── Material supplied ──

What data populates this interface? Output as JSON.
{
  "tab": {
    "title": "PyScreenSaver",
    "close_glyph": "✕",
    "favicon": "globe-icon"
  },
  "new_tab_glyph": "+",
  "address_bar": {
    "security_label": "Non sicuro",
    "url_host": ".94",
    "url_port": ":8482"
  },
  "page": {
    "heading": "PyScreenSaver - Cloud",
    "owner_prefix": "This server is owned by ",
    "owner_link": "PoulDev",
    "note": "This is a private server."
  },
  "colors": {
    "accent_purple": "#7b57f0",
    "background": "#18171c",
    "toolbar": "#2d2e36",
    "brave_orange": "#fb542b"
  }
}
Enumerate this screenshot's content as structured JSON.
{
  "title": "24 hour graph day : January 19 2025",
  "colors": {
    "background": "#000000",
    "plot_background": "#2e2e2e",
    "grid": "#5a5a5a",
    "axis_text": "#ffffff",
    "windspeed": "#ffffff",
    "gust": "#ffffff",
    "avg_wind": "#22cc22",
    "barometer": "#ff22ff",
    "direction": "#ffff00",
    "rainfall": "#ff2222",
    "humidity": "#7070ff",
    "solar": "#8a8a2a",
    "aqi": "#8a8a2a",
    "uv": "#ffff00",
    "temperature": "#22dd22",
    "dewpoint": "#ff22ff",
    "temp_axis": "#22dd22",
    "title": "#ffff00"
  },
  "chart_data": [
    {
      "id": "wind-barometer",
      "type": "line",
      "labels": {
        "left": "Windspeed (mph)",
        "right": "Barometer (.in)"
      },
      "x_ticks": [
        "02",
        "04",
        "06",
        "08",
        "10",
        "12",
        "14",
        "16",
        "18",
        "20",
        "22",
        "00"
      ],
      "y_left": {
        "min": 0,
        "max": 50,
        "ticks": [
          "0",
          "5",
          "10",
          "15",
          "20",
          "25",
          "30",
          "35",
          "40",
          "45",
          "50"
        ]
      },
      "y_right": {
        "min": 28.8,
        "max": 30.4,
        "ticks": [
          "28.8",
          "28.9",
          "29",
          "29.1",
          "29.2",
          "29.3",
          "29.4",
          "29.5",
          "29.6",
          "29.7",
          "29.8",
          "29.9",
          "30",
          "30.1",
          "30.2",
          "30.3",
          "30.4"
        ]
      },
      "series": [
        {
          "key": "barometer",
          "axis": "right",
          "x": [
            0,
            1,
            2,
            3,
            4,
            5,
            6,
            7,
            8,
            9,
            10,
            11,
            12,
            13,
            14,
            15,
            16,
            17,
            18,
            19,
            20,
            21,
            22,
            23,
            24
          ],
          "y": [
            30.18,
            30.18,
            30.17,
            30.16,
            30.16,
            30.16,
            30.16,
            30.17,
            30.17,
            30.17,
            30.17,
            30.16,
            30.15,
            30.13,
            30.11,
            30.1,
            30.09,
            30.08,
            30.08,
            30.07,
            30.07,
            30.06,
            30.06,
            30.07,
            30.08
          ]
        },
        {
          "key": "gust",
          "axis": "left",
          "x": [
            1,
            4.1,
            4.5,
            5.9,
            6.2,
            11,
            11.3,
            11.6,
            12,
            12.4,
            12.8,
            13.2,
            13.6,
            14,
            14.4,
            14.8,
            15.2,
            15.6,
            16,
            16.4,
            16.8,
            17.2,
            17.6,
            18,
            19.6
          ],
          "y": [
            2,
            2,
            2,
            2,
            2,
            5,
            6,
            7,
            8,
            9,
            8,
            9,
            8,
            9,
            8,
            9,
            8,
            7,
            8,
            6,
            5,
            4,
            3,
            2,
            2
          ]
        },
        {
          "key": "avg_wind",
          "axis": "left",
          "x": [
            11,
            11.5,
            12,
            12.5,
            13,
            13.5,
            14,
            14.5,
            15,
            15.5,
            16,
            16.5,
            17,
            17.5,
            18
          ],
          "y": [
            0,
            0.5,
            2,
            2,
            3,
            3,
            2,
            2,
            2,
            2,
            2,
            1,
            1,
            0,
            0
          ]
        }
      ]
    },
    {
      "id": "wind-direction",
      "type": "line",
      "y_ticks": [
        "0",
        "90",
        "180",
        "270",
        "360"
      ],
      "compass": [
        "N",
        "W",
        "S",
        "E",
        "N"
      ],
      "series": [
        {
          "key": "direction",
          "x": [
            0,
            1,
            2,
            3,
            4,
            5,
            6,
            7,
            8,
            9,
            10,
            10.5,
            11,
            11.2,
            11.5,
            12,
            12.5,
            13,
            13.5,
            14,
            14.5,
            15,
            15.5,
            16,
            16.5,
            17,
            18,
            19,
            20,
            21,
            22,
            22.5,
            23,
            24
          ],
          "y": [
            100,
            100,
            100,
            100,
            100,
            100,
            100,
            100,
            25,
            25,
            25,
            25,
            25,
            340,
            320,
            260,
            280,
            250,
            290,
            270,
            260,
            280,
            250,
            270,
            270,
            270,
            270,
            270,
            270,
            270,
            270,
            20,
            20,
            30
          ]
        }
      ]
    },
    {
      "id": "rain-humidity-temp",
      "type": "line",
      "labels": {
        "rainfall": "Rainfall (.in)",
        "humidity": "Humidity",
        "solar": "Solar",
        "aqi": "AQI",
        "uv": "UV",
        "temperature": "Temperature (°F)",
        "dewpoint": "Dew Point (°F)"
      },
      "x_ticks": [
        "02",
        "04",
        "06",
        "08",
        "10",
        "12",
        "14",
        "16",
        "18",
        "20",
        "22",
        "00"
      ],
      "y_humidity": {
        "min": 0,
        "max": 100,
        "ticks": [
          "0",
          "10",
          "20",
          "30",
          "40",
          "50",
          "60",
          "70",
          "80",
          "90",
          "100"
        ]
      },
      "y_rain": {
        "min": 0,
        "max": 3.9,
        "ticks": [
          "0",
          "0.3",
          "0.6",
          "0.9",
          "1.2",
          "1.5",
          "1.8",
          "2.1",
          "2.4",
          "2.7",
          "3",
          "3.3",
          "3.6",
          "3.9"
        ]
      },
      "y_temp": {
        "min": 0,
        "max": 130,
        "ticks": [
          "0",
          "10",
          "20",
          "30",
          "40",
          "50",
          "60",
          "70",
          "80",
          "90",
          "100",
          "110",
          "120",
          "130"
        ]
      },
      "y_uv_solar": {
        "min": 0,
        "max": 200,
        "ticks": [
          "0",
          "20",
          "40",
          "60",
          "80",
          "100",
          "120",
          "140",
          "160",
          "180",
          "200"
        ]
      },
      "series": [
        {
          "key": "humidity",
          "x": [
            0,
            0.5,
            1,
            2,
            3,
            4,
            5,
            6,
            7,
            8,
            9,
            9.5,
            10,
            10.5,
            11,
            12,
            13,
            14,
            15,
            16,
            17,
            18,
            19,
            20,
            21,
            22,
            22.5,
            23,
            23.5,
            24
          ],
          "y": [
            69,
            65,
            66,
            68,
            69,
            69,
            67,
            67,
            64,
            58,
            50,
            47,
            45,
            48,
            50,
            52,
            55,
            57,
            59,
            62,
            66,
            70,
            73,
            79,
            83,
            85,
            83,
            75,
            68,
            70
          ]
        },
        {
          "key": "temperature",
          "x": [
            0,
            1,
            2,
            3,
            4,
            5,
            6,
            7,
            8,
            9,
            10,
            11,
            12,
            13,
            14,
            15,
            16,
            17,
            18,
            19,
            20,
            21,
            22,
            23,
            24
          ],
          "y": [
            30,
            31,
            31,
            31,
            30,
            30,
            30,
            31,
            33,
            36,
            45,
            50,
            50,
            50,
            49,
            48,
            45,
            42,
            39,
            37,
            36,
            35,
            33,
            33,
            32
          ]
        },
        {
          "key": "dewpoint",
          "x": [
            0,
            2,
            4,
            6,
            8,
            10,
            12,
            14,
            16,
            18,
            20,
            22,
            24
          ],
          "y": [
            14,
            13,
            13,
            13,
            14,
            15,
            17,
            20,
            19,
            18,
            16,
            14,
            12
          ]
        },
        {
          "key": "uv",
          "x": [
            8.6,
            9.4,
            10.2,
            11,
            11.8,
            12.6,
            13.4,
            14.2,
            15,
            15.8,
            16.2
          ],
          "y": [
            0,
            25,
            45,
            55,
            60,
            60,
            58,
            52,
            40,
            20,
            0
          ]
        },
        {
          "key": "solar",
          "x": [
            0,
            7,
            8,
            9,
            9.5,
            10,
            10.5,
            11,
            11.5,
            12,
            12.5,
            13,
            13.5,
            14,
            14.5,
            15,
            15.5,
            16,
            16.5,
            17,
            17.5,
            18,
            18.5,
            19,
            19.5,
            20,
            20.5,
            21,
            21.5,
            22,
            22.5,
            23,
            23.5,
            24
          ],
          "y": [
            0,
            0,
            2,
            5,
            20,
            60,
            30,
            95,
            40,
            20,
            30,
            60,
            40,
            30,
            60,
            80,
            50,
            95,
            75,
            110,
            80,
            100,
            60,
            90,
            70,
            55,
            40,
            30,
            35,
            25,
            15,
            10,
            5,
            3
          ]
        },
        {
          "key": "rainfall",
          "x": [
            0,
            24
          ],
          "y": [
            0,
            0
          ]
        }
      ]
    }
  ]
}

───

What you are asked to do ::
Which lines contain the word "server"? Return each of them.

Complete response ::
    "owner_prefix": "This server is owned by ",
    "note": "This is a private server."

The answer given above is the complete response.